Data records —
-- begin --
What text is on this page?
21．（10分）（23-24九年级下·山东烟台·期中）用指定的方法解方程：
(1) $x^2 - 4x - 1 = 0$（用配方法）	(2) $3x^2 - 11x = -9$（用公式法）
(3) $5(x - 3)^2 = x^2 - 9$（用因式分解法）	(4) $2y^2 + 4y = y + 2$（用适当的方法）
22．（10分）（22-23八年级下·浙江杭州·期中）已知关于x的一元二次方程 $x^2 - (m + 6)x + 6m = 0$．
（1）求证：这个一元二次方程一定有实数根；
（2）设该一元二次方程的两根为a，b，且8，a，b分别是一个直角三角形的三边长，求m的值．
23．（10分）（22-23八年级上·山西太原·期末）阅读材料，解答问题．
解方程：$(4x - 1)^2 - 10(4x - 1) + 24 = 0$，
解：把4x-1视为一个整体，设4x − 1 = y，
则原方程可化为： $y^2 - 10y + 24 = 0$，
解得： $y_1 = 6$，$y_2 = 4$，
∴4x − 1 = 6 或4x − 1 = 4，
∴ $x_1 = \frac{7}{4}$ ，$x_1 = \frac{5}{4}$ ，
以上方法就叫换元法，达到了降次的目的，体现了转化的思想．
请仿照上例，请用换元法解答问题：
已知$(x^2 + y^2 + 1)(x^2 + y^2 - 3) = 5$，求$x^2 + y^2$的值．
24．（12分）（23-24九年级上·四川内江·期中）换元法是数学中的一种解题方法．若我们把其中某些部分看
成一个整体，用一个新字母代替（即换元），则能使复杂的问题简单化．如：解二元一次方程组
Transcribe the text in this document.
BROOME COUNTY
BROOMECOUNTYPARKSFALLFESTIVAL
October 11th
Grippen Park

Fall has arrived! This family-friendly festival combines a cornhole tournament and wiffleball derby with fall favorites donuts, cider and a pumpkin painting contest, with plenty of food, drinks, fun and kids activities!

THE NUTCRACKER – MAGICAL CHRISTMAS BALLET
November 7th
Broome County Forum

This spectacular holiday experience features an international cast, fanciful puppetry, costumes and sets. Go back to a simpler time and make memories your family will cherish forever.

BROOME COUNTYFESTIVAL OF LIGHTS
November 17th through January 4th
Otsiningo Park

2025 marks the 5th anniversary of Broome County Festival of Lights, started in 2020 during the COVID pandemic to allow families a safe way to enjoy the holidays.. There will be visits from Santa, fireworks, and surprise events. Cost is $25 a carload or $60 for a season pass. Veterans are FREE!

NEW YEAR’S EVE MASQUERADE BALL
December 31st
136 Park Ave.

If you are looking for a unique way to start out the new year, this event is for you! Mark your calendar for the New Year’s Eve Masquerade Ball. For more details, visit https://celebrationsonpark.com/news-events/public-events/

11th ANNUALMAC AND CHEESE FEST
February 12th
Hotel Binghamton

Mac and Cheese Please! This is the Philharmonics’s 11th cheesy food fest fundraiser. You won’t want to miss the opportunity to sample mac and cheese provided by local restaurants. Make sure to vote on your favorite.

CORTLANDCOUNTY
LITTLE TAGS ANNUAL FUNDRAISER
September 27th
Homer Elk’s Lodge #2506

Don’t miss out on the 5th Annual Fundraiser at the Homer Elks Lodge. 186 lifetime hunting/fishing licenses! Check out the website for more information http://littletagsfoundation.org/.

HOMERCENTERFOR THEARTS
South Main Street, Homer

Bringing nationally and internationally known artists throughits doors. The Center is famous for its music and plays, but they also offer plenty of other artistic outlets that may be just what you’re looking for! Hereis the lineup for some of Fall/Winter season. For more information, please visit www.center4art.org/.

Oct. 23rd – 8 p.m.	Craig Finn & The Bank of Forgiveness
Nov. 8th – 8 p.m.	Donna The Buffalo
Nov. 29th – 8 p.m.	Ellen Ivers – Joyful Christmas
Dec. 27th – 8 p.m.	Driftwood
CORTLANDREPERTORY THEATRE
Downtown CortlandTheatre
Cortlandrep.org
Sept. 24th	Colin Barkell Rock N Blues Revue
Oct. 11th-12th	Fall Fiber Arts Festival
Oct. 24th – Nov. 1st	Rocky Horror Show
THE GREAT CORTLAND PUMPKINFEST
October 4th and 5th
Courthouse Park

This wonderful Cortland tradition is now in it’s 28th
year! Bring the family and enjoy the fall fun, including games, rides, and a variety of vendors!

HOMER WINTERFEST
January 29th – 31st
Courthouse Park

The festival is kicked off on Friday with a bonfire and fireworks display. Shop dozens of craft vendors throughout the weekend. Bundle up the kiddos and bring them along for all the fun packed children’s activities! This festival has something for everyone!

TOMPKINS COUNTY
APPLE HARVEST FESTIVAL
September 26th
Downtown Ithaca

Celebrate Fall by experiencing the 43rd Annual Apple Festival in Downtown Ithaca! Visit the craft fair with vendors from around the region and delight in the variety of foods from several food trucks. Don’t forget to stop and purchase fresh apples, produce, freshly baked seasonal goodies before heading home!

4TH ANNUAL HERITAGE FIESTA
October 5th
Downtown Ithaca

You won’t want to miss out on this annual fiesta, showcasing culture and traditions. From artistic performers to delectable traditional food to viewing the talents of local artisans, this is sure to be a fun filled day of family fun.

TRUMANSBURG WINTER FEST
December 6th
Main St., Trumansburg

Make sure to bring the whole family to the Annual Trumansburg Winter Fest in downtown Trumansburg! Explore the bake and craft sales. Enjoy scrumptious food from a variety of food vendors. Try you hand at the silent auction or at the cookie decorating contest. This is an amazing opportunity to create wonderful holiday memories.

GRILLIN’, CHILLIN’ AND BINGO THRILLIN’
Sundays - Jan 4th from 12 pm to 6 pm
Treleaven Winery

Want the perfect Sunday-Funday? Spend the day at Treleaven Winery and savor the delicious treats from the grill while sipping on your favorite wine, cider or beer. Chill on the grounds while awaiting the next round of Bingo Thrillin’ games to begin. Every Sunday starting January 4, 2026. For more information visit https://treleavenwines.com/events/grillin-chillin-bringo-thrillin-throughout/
-- end --
Your task — Repeat the lines above exactly.

Response —
What text is on this page?
21．（10分）（23-24九年级下·山东烟台·期中）用指定的方法解方程：
(1) $x^2 - 4x - 1 = 0$（用配方法）	(2) $3x^2 - 11x = -9$（用公式法）
(3) $5(x - 3)^2 = x^2 - 9$（用因式分解法）	(4) $2y^2 + 4y = y + 2$（用适当的方法）
22．（10分）（22-23八年级下·浙江杭州·期中）已知关于x的一元二次方程 $x^2 - (m + 6)x + 6m = 0$．
（1）求证：这个一元二次方程一定有实数根；
（2）设该一元二次方程的两根为a，b，且8，a，b分别是一个直角三角形的三边长，求m的值．
23．（10分）（22-23八年级上·山西太原·期末）阅读材料，解答问题．
解方程：$(4x - 1)^2 - 10(4x - 1) + 24 = 0$，
解：把4x-1视为一个整体，设4x − 1 = y，
则原方程可化为： $y^2 - 10y + 24 = 0$，
解得： $y_1 = 6$，$y_2 = 4$，
∴4x − 1 = 6 或4x − 1 = 4，
∴ $x_1 = \frac{7}{4}$ ，$x_1 = \frac{5}{4}$ ，
以上方法就叫换元法，达到了降次的目的，体现了转化的思想．
请仿照上例，请用换元法解答问题：
已知$(x^2 + y^2 + 1)(x^2 + y^2 - 3) = 5$，求$x^2 + y^2$的值．
24．（12分）（23-24九年级上·四川内江·期中）换元法是数学中的一种解题方法．若我们把其中某些部分看
成一个整体，用一个新字母代替（即换元），则能使复杂的问题简单化．如：解二元一次方程组
Transcribe the text in this document.
BROOME COUNTY
BROOMECOUNTYPARKSFALLFESTIVAL
October 11th
Grippen Park

Fall has arrived! This family-friendly festival combines a cornhole tournament and wiffleball derby with fall favorites donuts, cider and a pumpkin painting contest, with plenty of food, drinks, fun and kids activities!

THE NUTCRACKER – MAGICAL CHRISTMAS BALLET
November 7th
Broome County Forum

This spectacular holiday experience features an international cast, fanciful puppetry, costumes and sets. Go back to a simpler time and make memories your family will cherish forever.

BROOME COUNTYFESTIVAL OF LIGHTS
November 17th through January 4th
Otsiningo Park

2025 marks the 5th anniversary of Broome County Festival of Lights, started in 2020 during the COVID pandemic to allow families a safe way to enjoy the holidays.. There will be visits from Santa, fireworks, and surprise events. Cost is $25 a carload or $60 for a season pass. Veterans are FREE!

NEW YEAR’S EVE MASQUERADE BALL
December 31st
136 Park Ave.

If you are looking for a unique way to start out the new year, this event is for you! Mark your calendar for the New Year’s Eve Masquerade Ball. For more details, visit https://celebrationsonpark.com/news-events/public-events/

11th ANNUALMAC AND CHEESE FEST
February 12th
Hotel Binghamton

Mac and Cheese Please! This is the Philharmonics’s 11th cheesy food fest fundraiser. You won’t want to miss the opportunity to sample mac and cheese provided by local restaurants. Make sure to vote on your favorite.

CORTLANDCOUNTY
LITTLE TAGS ANNUAL FUNDRAISER
September 27th
Homer Elk’s Lodge #2506

Don’t miss out on the 5th Annual Fundraiser at the Homer Elks Lodge. 186 lifetime hunting/fishing licenses! Check out the website for more information http://littletagsfoundation.org/.

HOMERCENTERFOR THEARTS
South Main Street, Homer

Bringing nationally and internationally known artists throughits doors. The Center is famous for its music and plays, but they also offer plenty of other artistic outlets that may be just what you’re looking for! Hereis the lineup for some of Fall/Winter season. For more information, please visit www.center4art.org/.

Oct. 23rd – 8 p.m.	Craig Finn & The Bank of Forgiveness
Nov. 8th – 8 p.m.	Donna The Buffalo
Nov. 29th – 8 p.m.	Ellen Ivers – Joyful Christmas
Dec. 27th – 8 p.m.	Driftwood
CORTLANDREPERTORY THEATRE
Downtown CortlandTheatre
Cortlandrep.org
Sept. 24th	Colin Barkell Rock N Blues Revue
Oct. 11th-12th	Fall Fiber Arts Festival
Oct. 24th – Nov. 1st	Rocky Horror Show
THE GREAT CORTLAND PUMPKINFEST
October 4th and 5th
Courthouse Park

This wonderful Cortland tradition is now in it’s 28th
year! Bring the family and enjoy the fall fun, including games, rides, and a variety of vendors!

HOMER WINTERFEST
January 29th – 31st
Courthouse Park

The festival is kicked off on Friday with a bonfire and fireworks display. Shop dozens of craft vendors throughout the weekend. Bundle up the kiddos and bring them along for all the fun packed children’s activities! This festival has something for everyone!

TOMPKINS COUNTY
APPLE HARVEST FESTIVAL
September 26th
Downtown Ithaca

Celebrate Fall by experiencing the 43rd Annual Apple Festival in Downtown Ithaca! Visit the craft fair with vendors from around the region and delight in the variety of foods from several food trucks. Don’t forget to stop and purchase fresh apples, produce, freshly baked seasonal goodies before heading home!

4TH ANNUAL HERITAGE FIESTA
October 5th
Downtown Ithaca

You won’t want to miss out on this annual fiesta, showcasing culture and traditions. From artistic performers to delectable traditional food to viewing the talents of local artisans, this is sure to be a fun filled day of family fun.

TRUMANSBURG WINTER FEST
December 6th
Main St., Trumansburg

Make sure to bring the whole family to the Annual Trumansburg Winter Fest in downtown Trumansburg! Explore the bake and craft sales. Enjoy scrumptious food from a variety of food vendors. Try you hand at the silent auction or at the cookie decorating contest. This is an amazing opportunity to create wonderful holiday memories.

GRILLIN’, CHILLIN’ AND BINGO THRILLIN’
Sundays - Jan 4th from 12 pm to 6 pm
Treleaven Winery

Want the perfect Sunday-Funday? Spend the day at Treleaven Winery and savor the delicious treats from the grill while sipping on your favorite wine, cider or beer. Chill on the grounds while awaiting the next round of Bingo Thrillin’ games to begin. Every Sunday starting January 4, 2026. For more information visit https://treleavenwines.com/events/grillin-chillin-bringo-thrillin-throughout/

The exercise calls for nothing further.